## [任务内容]
把条目从第一行起到含有“useful-life-years: [761, 890, 808, 987]”的那一行一字不改地照录下来，首尾两行均包括在内。

------------------------------------------------------------

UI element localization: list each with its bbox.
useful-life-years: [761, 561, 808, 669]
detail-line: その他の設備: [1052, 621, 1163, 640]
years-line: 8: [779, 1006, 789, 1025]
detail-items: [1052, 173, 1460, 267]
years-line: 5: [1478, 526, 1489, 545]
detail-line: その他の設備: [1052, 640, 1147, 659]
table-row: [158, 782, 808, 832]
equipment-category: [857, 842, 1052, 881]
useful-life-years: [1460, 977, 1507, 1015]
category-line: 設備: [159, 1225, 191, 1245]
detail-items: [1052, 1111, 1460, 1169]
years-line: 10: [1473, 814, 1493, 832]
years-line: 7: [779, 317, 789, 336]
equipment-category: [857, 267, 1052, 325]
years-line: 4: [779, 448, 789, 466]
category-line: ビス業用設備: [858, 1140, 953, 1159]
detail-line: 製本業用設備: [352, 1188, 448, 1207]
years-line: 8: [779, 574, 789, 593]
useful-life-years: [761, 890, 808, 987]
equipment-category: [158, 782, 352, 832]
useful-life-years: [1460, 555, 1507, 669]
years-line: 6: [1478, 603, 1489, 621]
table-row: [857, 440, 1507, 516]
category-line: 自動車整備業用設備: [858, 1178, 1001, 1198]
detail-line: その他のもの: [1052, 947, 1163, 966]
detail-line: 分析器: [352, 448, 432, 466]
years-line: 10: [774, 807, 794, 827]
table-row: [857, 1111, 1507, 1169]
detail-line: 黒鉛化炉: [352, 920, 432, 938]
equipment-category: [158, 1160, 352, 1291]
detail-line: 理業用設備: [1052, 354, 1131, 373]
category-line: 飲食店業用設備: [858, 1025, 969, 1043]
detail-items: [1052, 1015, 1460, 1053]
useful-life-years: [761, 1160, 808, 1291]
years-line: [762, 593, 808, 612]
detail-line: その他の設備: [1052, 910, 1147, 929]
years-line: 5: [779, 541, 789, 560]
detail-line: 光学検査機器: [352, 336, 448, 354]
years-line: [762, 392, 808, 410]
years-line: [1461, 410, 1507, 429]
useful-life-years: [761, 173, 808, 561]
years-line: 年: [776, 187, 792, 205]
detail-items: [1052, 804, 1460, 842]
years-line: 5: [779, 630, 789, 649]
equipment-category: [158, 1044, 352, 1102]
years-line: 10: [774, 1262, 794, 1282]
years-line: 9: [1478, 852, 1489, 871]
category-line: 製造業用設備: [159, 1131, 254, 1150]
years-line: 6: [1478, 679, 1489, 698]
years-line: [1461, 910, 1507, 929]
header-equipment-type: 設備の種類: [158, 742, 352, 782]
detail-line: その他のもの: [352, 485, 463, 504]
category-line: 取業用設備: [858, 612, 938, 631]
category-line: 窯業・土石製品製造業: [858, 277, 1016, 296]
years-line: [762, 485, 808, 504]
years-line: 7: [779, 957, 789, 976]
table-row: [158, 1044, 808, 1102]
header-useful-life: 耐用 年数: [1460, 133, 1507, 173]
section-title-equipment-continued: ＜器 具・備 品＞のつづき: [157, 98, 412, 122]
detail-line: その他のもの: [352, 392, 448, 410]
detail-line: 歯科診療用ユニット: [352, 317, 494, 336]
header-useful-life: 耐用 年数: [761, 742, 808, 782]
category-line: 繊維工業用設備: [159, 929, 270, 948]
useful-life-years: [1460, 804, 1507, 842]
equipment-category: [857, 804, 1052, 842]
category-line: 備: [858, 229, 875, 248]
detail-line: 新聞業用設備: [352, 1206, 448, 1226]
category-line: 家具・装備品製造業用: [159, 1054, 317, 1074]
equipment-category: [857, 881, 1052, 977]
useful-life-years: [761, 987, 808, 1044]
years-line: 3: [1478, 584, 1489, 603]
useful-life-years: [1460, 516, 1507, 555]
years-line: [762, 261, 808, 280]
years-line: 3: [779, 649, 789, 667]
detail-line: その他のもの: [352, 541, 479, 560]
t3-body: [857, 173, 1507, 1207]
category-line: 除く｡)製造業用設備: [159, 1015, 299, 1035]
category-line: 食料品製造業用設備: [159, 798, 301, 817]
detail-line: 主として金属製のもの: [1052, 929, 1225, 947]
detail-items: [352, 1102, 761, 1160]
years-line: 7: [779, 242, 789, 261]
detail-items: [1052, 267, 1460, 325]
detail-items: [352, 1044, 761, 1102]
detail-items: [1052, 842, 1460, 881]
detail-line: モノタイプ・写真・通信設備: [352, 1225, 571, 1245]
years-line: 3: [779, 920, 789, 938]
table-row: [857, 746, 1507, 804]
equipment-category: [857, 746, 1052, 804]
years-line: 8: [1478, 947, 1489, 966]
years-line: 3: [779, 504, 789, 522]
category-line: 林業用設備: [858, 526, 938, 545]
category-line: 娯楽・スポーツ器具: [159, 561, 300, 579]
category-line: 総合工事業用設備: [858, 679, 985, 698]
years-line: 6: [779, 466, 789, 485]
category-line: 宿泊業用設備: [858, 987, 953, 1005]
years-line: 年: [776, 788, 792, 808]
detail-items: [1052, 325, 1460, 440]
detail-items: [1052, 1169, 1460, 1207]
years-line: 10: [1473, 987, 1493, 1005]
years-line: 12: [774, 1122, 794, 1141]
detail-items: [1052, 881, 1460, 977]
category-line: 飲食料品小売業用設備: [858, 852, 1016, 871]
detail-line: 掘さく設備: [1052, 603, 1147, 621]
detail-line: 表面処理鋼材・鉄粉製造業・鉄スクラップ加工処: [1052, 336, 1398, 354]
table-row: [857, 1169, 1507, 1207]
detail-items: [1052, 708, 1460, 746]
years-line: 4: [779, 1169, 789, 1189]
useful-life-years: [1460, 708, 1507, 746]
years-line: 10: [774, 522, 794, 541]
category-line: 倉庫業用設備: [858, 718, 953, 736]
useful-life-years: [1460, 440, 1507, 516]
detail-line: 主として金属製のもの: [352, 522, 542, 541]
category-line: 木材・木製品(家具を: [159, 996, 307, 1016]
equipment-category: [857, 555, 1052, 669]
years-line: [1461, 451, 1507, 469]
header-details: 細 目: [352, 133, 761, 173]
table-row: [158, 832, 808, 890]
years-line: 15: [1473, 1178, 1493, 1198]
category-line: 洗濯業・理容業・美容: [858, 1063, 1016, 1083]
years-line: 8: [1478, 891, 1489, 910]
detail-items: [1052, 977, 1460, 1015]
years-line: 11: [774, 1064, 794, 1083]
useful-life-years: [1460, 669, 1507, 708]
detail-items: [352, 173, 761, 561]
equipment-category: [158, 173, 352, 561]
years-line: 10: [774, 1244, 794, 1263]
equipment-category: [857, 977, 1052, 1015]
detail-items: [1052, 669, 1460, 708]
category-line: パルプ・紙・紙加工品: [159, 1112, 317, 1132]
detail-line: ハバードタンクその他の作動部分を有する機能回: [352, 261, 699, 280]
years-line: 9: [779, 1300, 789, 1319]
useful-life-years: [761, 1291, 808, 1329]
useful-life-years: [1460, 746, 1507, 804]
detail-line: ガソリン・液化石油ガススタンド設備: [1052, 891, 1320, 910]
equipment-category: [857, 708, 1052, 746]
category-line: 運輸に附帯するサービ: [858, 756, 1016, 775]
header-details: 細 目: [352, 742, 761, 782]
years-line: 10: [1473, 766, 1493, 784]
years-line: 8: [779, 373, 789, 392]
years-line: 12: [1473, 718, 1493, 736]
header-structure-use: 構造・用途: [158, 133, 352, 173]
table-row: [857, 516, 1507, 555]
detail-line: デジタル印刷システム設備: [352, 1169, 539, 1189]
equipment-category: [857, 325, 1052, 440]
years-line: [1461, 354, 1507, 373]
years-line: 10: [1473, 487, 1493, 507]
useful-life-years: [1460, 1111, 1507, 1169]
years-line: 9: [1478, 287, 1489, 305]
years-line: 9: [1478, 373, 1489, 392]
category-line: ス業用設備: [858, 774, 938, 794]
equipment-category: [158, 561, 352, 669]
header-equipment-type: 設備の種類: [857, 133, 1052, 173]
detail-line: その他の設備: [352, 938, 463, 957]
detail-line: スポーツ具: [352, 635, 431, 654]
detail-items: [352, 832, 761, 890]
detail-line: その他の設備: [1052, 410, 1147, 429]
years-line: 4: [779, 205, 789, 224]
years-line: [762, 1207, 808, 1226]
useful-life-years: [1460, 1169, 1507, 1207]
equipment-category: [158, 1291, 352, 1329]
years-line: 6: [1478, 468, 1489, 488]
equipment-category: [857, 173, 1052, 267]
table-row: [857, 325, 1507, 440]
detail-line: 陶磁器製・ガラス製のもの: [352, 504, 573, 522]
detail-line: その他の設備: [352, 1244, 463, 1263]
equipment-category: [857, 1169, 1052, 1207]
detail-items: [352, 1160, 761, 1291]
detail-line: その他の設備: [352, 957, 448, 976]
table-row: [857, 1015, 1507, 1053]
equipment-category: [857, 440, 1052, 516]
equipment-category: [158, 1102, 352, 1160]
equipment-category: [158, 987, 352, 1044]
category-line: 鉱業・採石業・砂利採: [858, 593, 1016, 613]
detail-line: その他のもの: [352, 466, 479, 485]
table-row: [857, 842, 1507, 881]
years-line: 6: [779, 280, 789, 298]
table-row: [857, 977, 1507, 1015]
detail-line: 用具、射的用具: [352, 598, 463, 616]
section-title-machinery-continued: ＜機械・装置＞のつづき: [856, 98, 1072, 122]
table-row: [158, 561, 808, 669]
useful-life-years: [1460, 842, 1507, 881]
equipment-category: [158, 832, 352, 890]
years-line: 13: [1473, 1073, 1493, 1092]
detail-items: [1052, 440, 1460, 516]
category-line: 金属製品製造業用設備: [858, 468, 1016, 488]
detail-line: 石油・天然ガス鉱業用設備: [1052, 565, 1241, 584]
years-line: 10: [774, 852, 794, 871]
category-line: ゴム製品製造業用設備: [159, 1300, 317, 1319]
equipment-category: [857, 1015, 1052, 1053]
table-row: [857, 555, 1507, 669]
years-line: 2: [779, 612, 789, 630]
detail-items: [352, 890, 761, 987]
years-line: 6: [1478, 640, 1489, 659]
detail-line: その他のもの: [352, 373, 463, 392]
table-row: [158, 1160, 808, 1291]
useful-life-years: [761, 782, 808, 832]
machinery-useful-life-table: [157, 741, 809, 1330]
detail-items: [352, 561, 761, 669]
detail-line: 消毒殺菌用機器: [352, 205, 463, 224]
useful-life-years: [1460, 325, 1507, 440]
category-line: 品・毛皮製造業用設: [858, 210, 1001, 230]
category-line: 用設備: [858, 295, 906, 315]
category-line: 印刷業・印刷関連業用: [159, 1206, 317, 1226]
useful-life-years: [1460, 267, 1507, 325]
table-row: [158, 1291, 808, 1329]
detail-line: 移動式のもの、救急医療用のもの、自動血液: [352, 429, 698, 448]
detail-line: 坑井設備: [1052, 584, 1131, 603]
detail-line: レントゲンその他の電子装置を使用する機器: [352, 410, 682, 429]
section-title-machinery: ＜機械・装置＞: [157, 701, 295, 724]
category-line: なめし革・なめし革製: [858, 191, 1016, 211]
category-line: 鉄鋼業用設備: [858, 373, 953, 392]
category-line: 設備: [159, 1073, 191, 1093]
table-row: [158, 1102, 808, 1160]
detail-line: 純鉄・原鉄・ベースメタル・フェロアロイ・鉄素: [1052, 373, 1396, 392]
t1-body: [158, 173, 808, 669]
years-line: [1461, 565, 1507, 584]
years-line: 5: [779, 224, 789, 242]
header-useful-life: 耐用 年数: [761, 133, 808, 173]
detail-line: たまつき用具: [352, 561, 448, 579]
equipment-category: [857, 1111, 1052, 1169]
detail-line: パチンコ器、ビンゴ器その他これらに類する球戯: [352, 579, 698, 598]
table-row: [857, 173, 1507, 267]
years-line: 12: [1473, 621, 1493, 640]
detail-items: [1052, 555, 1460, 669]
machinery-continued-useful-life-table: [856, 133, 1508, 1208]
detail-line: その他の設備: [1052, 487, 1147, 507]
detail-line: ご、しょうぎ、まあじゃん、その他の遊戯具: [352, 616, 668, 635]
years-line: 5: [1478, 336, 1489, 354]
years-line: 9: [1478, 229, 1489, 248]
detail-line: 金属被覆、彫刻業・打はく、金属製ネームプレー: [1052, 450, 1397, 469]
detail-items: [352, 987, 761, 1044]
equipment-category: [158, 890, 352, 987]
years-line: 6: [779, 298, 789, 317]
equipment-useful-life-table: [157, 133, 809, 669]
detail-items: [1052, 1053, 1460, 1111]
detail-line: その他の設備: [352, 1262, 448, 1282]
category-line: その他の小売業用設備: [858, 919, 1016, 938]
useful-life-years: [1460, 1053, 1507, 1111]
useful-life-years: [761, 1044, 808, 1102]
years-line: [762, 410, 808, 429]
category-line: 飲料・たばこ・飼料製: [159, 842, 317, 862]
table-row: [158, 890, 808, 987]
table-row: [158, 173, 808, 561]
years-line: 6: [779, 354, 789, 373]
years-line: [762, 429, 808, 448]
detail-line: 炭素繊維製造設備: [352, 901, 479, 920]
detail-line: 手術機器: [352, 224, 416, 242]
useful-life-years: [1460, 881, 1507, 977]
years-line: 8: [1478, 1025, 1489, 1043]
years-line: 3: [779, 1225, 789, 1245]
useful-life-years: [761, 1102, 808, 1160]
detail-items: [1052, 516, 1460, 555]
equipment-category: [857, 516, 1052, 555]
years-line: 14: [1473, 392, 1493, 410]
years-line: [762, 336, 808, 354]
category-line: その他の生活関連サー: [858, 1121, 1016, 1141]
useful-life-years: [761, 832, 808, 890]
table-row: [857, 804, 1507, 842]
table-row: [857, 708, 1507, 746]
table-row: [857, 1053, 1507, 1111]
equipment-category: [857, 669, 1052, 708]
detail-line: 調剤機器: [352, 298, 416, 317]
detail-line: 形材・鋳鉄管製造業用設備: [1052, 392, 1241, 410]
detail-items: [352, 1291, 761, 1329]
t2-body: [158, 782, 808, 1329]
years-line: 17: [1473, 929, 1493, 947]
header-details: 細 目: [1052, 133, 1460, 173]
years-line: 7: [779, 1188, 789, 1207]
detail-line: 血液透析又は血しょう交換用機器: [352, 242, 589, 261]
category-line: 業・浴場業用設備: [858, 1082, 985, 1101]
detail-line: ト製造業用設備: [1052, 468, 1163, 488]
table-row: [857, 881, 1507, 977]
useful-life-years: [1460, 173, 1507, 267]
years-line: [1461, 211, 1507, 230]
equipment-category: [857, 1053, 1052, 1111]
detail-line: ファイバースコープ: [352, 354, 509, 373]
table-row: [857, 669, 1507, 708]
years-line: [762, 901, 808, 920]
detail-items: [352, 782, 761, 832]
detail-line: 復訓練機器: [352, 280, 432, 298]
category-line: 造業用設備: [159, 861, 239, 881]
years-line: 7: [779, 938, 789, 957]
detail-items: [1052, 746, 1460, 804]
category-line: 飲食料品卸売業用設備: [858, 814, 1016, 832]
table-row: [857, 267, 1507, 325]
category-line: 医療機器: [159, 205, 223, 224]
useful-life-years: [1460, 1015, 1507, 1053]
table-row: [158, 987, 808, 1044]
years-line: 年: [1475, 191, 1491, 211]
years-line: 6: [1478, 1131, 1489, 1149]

------------------------------------------------------------

## [任务结果]
UI element localization: list each with its bbox.
useful-life-years: [761, 561, 808, 669]
detail-line: その他の設備: [1052, 621, 1163, 640]
years-line: 8: [779, 1006, 789, 1025]
detail-items: [1052, 173, 1460, 267]
years-line: 5: [1478, 526, 1489, 545]
detail-line: その他の設備: [1052, 640, 1147, 659]
table-row: [158, 782, 808, 832]
equipment-category: [857, 842, 1052, 881]
useful-life-years: [1460, 977, 1507, 1015]
category-line: 設備: [159, 1225, 191, 1245]
detail-items: [1052, 1111, 1460, 1169]
years-line: 10: [1473, 814, 1493, 832]
years-line: 7: [779, 317, 789, 336]
equipment-category: [857, 267, 1052, 325]
years-line: 4: [779, 448, 789, 466]
category-line: ビス業用設備: [858, 1140, 953, 1159]
detail-line: 製本業用設備: [352, 1188, 448, 1207]
years-line: 8: [779, 574, 789, 593]
useful-life-years: [761, 890, 808, 987]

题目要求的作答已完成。